## Verilen Görev
Sâlih kullardan olma duaları üzerine olan metinde "Hz. Yusuf a.s.’ın" ifadesiyle başlayıp "Mefâtîhu’l-Gayb, XVIII, 226)" ifadesiyle biten bölümü hiçbir değişiklik yapmadan aktar.

Hz. Yusuf a.s.’ın sâlihlerden olmayı istemesini Fahreddin Râzî rh.a. şöyle açıklar: “İbn Abbas r.a. ve diğer müfessirler şöyle demişlerdir: Hz. Yusuf a.s. sâlihler tabiriyle ataları Hz. İbrahim, Hz. İsmail, Hz. İshak ve Hz. Yakup’u kastetmiştir. (Allah’ın selamı cümlesinin üzerine olsun.) Buna göre mana, ‘mükâfat, mertebe ve dereceleri hususunda beni de o sâlihlerin arasına kat; onlar gibi yap’ şeklindedir.” (Fahruddin RâzÎ, Mefâtîhu’l-Gayb, XVIII, 226)

Hz. İbrahim a.s. Şuarâ suresinde yer alan duasında hikmeti ve sâlih kullardan olmayı ilk sırada; ardından da hayırla anılmayı, kalb-i selimi ve cennet nimetlerini talep etmektedir:

“Rabbim! Bana hikmet ver ve beni sâlih kullarının arasına kat. Sonra gelecekler içinde beni doğrulukla anılanlardan eyle. Beni naîm cennetine girenlerden eyle. Babamı da bağışla; çünkü o yanlış gidenlerdendi. İnsanların diriltileceği ve Allah’a selim bir kalple gelenler dışında malın da çocukların da fayda vermeyeceği gün beni rüsvay etme!” (Şuarâ 83-89)

Neml suresinin 18. ayet-i kerimesinde ifade edildiğine göre karıncalardan birinin: “Ey karıncalar! Yuvalarınıza girin; Süleyman ve ordusu farkında olmadan sizi ezmesin!” sözünü işiten Süleyman a.s. gülümsedikten sonra Rabbine yönelerek kendisine verdiği nimetlerden dolayı şöyle dua etmiştir:

“Ey Rabbim! Gerek bana gerekse anne babama verdiğin nimete şükretmeye ve razı olacağın sâlih ameller işlemeye beni muvaffak kıl. Beni rahmetinle sâlih kullarının arasına kat.” (Neml 19)

## Verilen Bilgiler
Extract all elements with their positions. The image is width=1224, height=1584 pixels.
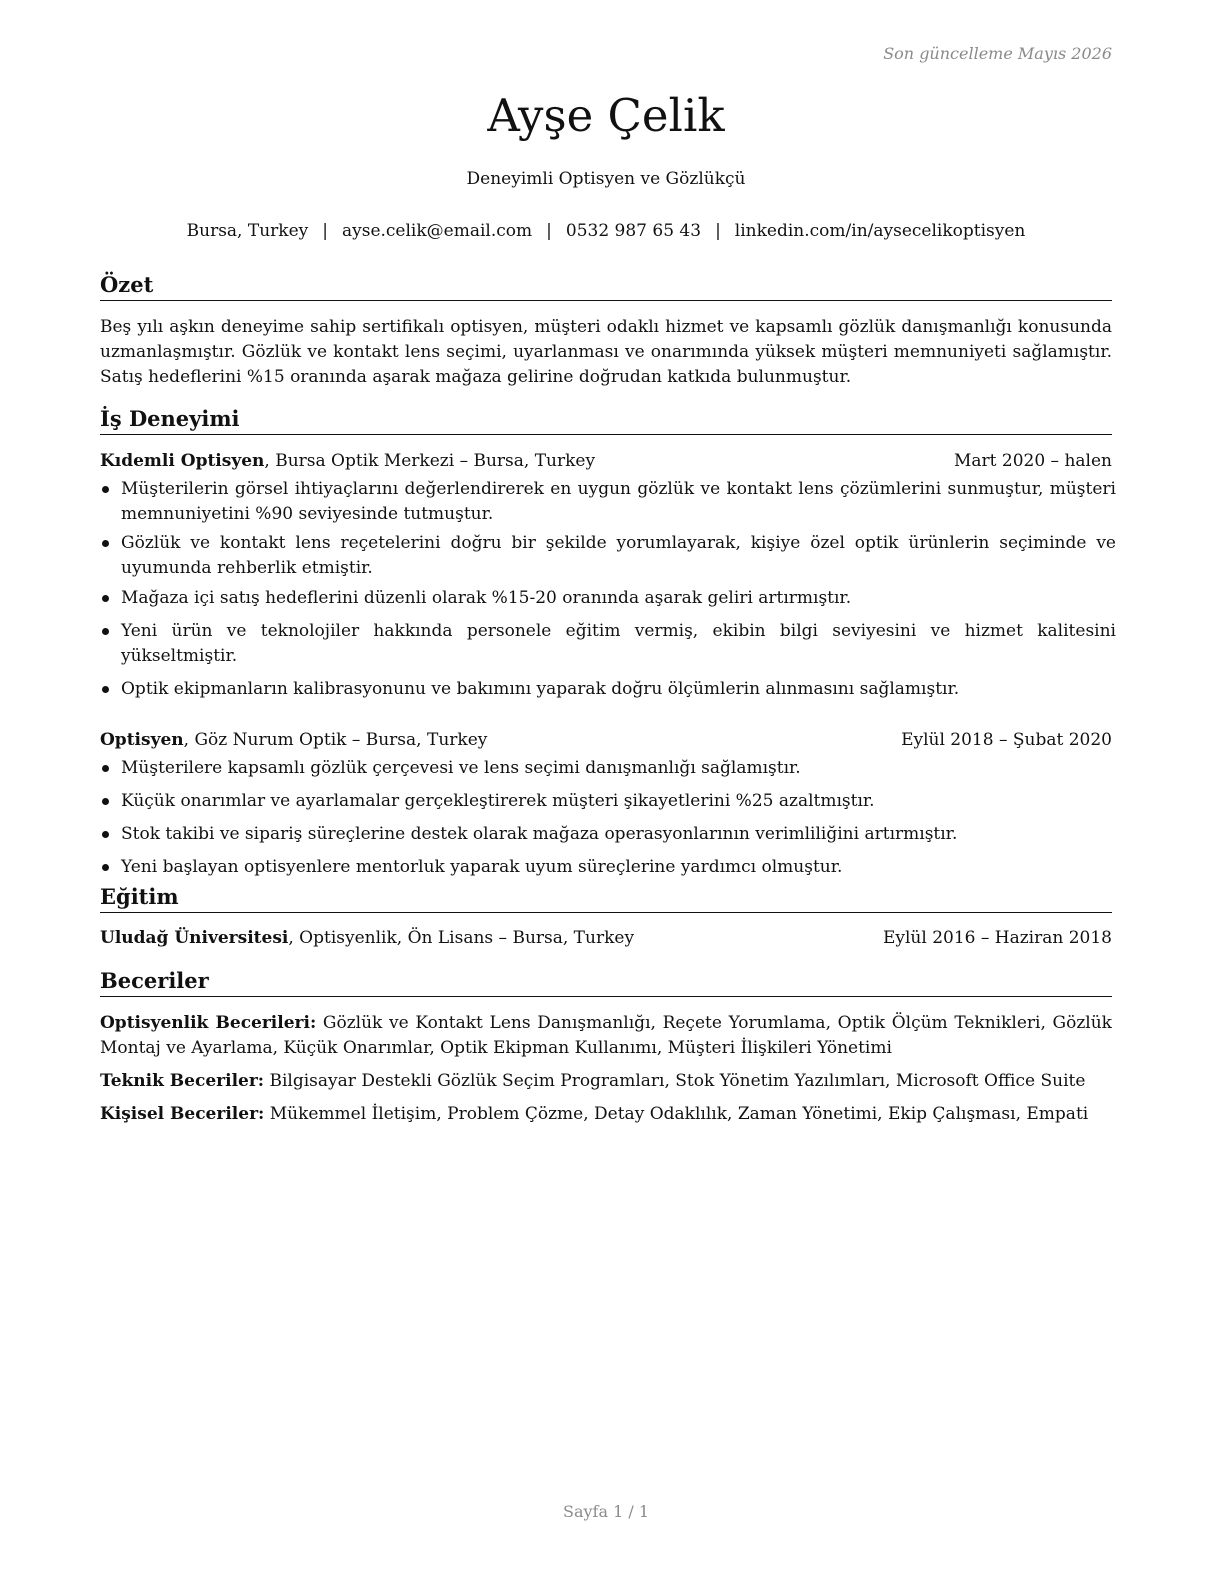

## Örnek Çözüm
Hz. Yusuf a.s.’ın sâlihlerden olmayı istemesini Fahreddin Râzî rh.a. şöyle açıklar: “İbn Abbas r.a. ve diğer müfessirler şöyle demişlerdir: Hz. Yusuf a.s. sâlihler tabiriyle ataları Hz. İbrahim, Hz. İsmail, Hz. İshak ve Hz. Yakup’u kastetmiştir. (Allah’ın selamı cümlesinin üzerine olsun.) Buna göre mana, ‘mükâfat, mertebe ve dereceleri hususunda beni de o sâlihlerin arasına kat; onlar gibi yap’ şeklindedir.” (Fahruddin RâzÎ, Mefâtîhu’l-Gayb, XVIII, 226)